> _INPUT DATA_

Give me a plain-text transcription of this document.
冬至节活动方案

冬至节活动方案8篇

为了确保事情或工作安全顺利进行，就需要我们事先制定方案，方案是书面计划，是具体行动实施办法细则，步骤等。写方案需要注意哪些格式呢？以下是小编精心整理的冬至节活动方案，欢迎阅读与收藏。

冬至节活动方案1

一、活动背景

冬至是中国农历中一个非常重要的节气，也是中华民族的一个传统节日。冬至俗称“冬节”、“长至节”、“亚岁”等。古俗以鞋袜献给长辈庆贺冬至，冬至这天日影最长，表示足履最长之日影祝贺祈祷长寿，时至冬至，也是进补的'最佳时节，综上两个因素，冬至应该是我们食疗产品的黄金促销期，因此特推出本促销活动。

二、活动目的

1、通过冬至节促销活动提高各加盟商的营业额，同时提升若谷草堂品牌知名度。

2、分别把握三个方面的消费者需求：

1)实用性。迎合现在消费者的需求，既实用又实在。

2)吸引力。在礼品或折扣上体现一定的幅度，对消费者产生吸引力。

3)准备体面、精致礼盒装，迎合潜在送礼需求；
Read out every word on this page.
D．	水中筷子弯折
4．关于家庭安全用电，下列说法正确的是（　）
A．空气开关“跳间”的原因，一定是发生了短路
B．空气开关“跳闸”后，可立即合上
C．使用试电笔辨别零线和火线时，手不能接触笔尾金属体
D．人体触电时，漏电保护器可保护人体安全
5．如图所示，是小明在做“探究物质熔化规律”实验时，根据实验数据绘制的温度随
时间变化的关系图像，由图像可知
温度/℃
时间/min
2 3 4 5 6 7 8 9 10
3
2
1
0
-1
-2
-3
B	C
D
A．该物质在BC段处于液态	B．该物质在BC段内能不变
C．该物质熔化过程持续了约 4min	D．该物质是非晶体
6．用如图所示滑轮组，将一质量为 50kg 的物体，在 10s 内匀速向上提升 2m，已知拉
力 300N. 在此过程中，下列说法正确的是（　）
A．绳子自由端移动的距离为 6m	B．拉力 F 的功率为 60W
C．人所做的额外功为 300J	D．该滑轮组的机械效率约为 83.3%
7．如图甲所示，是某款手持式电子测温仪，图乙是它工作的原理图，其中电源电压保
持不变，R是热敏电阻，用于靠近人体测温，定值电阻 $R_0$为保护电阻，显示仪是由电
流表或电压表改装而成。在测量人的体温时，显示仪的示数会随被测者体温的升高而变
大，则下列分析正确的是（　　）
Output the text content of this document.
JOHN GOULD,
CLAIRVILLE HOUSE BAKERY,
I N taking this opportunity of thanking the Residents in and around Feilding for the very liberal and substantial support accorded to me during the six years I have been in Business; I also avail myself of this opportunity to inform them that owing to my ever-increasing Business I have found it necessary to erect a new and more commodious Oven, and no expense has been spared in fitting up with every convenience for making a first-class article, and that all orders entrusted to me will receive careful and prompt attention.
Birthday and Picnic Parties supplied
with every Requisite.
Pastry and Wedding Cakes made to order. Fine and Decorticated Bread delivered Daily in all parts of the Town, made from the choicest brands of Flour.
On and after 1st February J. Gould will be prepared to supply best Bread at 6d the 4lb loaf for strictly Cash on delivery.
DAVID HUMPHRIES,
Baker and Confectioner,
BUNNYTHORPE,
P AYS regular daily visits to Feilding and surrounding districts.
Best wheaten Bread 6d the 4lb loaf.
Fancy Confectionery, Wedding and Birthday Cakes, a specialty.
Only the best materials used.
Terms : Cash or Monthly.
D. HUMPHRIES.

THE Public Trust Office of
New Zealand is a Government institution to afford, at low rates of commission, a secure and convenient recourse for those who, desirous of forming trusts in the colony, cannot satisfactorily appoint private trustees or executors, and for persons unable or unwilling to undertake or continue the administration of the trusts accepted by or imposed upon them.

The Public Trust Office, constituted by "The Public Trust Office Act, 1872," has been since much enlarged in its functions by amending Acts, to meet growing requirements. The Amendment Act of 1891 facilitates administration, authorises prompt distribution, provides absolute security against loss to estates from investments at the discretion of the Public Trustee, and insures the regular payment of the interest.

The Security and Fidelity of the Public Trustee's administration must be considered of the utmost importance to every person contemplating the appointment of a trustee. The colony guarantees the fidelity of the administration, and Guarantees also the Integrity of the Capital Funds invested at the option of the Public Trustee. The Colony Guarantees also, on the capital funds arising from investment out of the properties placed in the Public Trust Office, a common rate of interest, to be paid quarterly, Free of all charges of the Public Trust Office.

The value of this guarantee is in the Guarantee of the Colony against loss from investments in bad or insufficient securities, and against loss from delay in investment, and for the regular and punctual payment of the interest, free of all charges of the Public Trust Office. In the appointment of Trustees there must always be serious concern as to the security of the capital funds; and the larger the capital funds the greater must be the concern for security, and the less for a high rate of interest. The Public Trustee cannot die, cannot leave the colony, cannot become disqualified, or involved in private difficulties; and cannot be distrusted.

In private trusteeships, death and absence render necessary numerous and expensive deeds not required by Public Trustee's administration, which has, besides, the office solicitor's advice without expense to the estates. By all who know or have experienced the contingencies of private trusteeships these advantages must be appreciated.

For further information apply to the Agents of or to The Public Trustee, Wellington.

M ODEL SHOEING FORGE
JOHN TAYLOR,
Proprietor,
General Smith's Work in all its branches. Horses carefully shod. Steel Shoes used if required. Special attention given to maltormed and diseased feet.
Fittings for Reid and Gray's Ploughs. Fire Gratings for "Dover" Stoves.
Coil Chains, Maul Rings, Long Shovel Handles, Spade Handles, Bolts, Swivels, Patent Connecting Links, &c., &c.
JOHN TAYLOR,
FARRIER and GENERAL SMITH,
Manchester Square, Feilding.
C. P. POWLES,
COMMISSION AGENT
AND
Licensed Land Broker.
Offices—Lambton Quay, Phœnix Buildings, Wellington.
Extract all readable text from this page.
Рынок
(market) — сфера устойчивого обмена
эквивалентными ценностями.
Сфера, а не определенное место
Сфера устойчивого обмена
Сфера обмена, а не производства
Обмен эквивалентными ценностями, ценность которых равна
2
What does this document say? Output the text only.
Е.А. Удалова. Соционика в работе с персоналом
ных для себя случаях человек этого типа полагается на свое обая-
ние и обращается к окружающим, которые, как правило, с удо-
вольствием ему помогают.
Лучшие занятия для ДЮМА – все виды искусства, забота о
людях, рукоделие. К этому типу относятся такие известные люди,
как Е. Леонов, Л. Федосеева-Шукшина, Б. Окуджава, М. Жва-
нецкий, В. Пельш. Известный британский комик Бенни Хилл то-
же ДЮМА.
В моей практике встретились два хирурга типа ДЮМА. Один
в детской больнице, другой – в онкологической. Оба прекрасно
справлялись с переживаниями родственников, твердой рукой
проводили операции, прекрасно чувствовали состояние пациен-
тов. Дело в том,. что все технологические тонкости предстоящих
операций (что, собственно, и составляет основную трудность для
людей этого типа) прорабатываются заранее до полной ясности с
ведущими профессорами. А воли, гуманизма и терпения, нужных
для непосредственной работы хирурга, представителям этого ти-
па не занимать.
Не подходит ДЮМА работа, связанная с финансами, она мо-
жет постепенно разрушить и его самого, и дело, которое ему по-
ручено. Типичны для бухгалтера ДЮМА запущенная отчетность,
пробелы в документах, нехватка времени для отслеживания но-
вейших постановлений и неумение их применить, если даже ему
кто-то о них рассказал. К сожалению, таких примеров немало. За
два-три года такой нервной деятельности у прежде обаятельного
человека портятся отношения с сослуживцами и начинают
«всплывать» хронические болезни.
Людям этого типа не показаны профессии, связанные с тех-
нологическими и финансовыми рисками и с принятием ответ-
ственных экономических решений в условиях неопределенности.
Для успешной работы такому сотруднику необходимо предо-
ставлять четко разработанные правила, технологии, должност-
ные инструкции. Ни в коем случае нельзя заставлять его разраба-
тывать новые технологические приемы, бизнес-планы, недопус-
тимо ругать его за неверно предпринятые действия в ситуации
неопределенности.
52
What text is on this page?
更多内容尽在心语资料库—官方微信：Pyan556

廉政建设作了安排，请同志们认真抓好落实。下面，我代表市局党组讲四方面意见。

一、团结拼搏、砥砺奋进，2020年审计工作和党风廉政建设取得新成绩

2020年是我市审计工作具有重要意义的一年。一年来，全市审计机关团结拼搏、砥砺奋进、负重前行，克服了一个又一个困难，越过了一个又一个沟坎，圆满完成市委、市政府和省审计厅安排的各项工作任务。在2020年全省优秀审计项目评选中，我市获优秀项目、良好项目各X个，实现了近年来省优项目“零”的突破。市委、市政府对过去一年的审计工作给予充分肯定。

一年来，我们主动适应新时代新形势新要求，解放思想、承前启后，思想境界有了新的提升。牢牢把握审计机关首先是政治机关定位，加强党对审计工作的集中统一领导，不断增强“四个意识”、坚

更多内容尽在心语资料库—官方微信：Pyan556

> _TASK REQUIREMENTS_
Look through the material and copy each line that has "обмена".

> _RESULT FOR THIS TASK_
(market) — сфера устойчивого обмена
Сфера устойчивого обмена
Сфера обмена, а не производства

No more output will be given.